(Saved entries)

#####

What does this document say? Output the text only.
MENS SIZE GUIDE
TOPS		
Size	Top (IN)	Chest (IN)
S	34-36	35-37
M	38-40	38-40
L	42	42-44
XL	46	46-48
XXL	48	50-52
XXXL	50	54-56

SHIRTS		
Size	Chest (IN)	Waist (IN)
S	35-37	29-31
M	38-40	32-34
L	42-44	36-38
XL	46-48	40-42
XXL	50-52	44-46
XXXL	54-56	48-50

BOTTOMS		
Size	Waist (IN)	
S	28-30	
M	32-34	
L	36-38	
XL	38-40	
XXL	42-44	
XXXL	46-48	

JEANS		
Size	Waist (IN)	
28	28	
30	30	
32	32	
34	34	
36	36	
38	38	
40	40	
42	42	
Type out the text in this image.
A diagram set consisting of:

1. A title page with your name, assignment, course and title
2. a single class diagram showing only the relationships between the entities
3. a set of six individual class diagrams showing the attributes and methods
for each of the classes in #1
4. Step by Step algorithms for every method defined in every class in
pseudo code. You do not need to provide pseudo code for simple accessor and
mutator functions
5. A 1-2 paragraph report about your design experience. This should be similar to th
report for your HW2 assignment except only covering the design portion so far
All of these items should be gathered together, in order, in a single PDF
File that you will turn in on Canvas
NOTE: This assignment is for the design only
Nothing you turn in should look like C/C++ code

#####

→ Task brief: Extract the lines above from the one containing "Type out the text in this image." to the last line, both included, exactly as written.

→ Final answer:
Type out the text in this image.
A diagram set consisting of:

1. A title page with your name, assignment, course and title
2. a single class diagram showing only the relationships between the entities
3. a set of six individual class diagrams showing the attributes and methods
for each of the classes in #1
4. Step by Step algorithms for every method defined in every class in
pseudo code. You do not need to provide pseudo code for simple accessor and
mutator functions
5. A 1-2 paragraph report about your design experience. This should be similar to th
report for your HW2 assignment except only covering the design portion so far
All of these items should be gathered together, in order, in a single PDF
File that you will turn in on Canvas
NOTE: This assignment is for the design only
Nothing you turn in should look like C/C++ code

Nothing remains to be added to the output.